▶ **What is needed**: All entries below are to be set down again, identical to the source.

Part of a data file
"""

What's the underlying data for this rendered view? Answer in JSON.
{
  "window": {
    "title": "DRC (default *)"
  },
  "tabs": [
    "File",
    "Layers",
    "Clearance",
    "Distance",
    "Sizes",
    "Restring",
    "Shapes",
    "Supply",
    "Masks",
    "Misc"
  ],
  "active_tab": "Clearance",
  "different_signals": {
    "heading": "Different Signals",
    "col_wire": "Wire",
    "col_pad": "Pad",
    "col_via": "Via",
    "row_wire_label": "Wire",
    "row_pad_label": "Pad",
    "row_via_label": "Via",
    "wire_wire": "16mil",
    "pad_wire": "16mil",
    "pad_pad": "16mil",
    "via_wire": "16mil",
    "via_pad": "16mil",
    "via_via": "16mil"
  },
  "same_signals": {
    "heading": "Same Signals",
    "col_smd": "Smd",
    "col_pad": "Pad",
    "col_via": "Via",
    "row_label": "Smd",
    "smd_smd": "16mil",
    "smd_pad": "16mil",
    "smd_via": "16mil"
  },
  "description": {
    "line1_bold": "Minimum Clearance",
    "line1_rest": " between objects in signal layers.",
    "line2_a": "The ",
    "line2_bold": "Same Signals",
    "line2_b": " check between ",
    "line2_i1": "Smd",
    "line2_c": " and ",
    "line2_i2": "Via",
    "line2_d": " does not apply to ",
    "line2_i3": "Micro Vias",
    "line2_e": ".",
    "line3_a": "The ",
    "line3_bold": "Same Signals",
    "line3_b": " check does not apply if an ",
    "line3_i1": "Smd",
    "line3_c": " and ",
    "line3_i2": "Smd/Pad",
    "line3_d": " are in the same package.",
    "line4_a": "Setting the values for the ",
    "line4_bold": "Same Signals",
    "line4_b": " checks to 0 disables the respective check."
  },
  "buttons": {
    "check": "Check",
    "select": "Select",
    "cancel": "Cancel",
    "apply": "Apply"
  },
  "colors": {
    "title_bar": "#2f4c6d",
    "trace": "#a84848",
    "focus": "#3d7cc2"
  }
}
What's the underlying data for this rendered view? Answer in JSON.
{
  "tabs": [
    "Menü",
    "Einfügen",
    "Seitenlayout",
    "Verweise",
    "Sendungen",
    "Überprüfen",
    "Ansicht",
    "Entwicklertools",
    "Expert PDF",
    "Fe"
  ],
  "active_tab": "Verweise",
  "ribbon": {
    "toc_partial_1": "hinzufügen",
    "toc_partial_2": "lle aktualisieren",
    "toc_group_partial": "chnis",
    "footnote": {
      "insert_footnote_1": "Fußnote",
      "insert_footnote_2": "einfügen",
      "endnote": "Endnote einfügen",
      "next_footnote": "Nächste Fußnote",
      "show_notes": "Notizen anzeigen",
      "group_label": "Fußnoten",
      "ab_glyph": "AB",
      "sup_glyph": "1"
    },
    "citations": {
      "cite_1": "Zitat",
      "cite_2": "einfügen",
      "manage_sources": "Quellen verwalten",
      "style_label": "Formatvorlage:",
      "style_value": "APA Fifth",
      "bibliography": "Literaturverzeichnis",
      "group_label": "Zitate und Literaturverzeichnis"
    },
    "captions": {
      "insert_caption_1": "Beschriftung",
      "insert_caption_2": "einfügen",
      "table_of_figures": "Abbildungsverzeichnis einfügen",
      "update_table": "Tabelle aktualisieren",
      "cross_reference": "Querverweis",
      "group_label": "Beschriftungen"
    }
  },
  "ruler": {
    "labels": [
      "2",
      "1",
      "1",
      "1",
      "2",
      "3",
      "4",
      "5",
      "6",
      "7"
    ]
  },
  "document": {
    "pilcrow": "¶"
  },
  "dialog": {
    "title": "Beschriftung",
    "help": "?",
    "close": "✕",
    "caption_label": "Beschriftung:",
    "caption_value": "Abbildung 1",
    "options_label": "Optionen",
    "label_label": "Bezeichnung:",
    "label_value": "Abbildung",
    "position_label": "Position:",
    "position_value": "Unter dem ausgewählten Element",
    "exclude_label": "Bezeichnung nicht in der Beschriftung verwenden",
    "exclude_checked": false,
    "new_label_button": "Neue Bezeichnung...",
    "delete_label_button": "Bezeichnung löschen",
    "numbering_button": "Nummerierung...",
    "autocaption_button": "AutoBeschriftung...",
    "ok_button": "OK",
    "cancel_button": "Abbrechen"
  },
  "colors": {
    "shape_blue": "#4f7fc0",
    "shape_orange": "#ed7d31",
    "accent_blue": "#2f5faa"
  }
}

"""

▶ **Reply**:
What's the underlying data for this rendered view? Answer in JSON.
{
  "window": {
    "title": "DRC (default *)"
  },
  "tabs": [
    "File",
    "Layers",
    "Clearance",
    "Distance",
    "Sizes",
    "Restring",
    "Shapes",
    "Supply",
    "Masks",
    "Misc"
  ],
  "active_tab": "Clearance",
  "different_signals": {
    "heading": "Different Signals",
    "col_wire": "Wire",
    "col_pad": "Pad",
    "col_via": "Via",
    "row_wire_label": "Wire",
    "row_pad_label": "Pad",
    "row_via_label": "Via",
    "wire_wire": "16mil",
    "pad_wire": "16mil",
    "pad_pad": "16mil",
    "via_wire": "16mil",
    "via_pad": "16mil",
    "via_via": "16mil"
  },
  "same_signals": {
    "heading": "Same Signals",
    "col_smd": "Smd",
    "col_pad": "Pad",
    "col_via": "Via",
    "row_label": "Smd",
    "smd_smd": "16mil",
    "smd_pad": "16mil",
    "smd_via": "16mil"
  },
  "description": {
    "line1_bold": "Minimum Clearance",
    "line1_rest": " between objects in signal layers.",
    "line2_a": "The ",
    "line2_bold": "Same Signals",
    "line2_b": " check between ",
    "line2_i1": "Smd",
    "line2_c": " and ",
    "line2_i2": "Via",
    "line2_d": " does not apply to ",
    "line2_i3": "Micro Vias",
    "line2_e": ".",
    "line3_a": "The ",
    "line3_bold": "Same Signals",
    "line3_b": " check does not apply if an ",
    "line3_i1": "Smd",
    "line3_c": " and ",
    "line3_i2": "Smd/Pad",
    "line3_d": " are in the same package.",
    "line4_a": "Setting the values for the ",
    "line4_bold": "Same Signals",
    "line4_b": " checks to 0 disables the respective check."
  },
  "buttons": {
    "check": "Check",
    "select": "Select",
    "cancel": "Cancel",
    "apply": "Apply"
  },
  "colors": {
    "title_bar": "#2f4c6d",
    "trace": "#a84848",
    "focus": "#3d7cc2"
  }
}
What's the underlying data for this rendered view? Answer in JSON.
{
  "tabs": [
    "Menü",
    "Einfügen",
    "Seitenlayout",
    "Verweise",
    "Sendungen",
    "Überprüfen",
    "Ansicht",
    "Entwicklertools",
    "Expert PDF",
    "Fe"
  ],
  "active_tab": "Verweise",
  "ribbon": {
    "toc_partial_1": "hinzufügen",
    "toc_partial_2": "lle aktualisieren",
    "toc_group_partial": "chnis",
    "footnote": {
      "insert_footnote_1": "Fußnote",
      "insert_footnote_2": "einfügen",
      "endnote": "Endnote einfügen",
      "next_footnote": "Nächste Fußnote",
      "show_notes": "Notizen anzeigen",
      "group_label": "Fußnoten",
      "ab_glyph": "AB",
      "sup_glyph": "1"
    },
    "citations": {
      "cite_1": "Zitat",
      "cite_2": "einfügen",
      "manage_sources": "Quellen verwalten",
      "style_label": "Formatvorlage:",
      "style_value": "APA Fifth",
      "bibliography": "Literaturverzeichnis",
      "group_label": "Zitate und Literaturverzeichnis"
    },
    "captions": {
      "insert_caption_1": "Beschriftung",
      "insert_caption_2": "einfügen",
      "table_of_figures": "Abbildungsverzeichnis einfügen",
      "update_table": "Tabelle aktualisieren",
      "cross_reference": "Querverweis",
      "group_label": "Beschriftungen"
    }
  },
  "ruler": {
    "labels": [
      "2",
      "1",
      "1",
      "1",
      "2",
      "3",
      "4",
      "5",
      "6",
      "7"
    ]
  },
  "document": {
    "pilcrow": "¶"
  },
  "dialog": {
    "title": "Beschriftung",
    "help": "?",
    "close": "✕",
    "caption_label": "Beschriftung:",
    "caption_value": "Abbildung 1",
    "options_label": "Optionen",
    "label_label": "Bezeichnung:",
    "label_value": "Abbildung",
    "position_label": "Position:",
    "position_value": "Unter dem ausgewählten Element",
    "exclude_label": "Bezeichnung nicht in der Beschriftung verwenden",
    "exclude_checked": false,
    "new_label_button": "Neue Bezeichnung...",
    "delete_label_button": "Bezeichnung löschen",
    "numbering_button": "Nummerierung...",
    "autocaption_button": "AutoBeschriftung...",
    "ok_button": "OK",
    "cancel_button": "Abbrechen"
  },
  "colors": {
    "shape_blue": "#4f7fc0",
    "shape_orange": "#ed7d31",
    "accent_blue": "#2f5faa"
  }
}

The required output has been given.